INSTRUCTIONS TO FOLLOW: Present each line of the entries below that holds the word "username".

MATERIAL PROVIDED:
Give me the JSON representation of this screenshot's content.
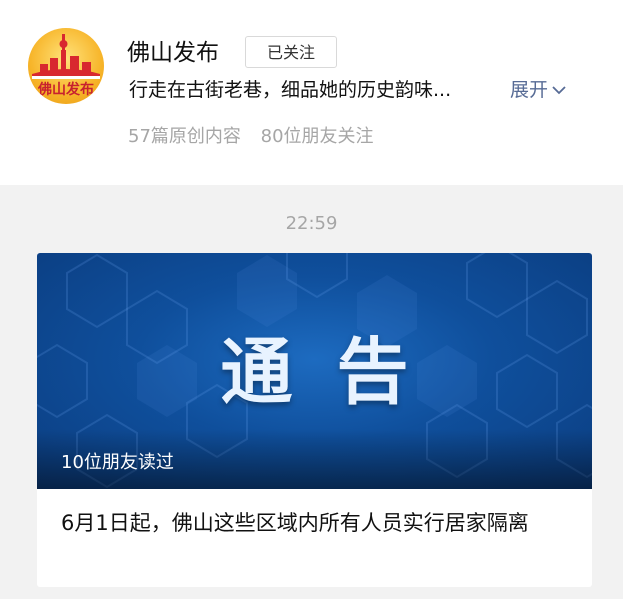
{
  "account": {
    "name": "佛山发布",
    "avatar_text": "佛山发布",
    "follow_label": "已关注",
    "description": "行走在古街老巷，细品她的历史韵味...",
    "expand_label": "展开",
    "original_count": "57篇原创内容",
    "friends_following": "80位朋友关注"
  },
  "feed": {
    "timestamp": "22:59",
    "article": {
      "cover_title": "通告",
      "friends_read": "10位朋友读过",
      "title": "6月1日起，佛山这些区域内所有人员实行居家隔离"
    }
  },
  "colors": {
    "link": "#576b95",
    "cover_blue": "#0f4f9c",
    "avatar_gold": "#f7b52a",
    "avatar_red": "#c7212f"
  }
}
---
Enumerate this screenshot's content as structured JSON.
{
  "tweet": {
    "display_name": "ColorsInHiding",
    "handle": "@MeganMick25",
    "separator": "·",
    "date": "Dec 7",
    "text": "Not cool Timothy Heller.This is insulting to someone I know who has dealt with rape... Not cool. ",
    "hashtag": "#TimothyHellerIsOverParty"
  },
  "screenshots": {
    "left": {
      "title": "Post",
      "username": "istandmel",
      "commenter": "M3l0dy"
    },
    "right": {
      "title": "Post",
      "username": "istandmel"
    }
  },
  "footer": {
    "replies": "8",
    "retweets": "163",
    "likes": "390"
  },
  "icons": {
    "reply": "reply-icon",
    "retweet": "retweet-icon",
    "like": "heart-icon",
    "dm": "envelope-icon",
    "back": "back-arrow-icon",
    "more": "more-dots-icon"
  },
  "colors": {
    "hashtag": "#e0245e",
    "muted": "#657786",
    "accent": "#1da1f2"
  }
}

RESULT:
      "username": "istandmel",
      "username": "istandmel"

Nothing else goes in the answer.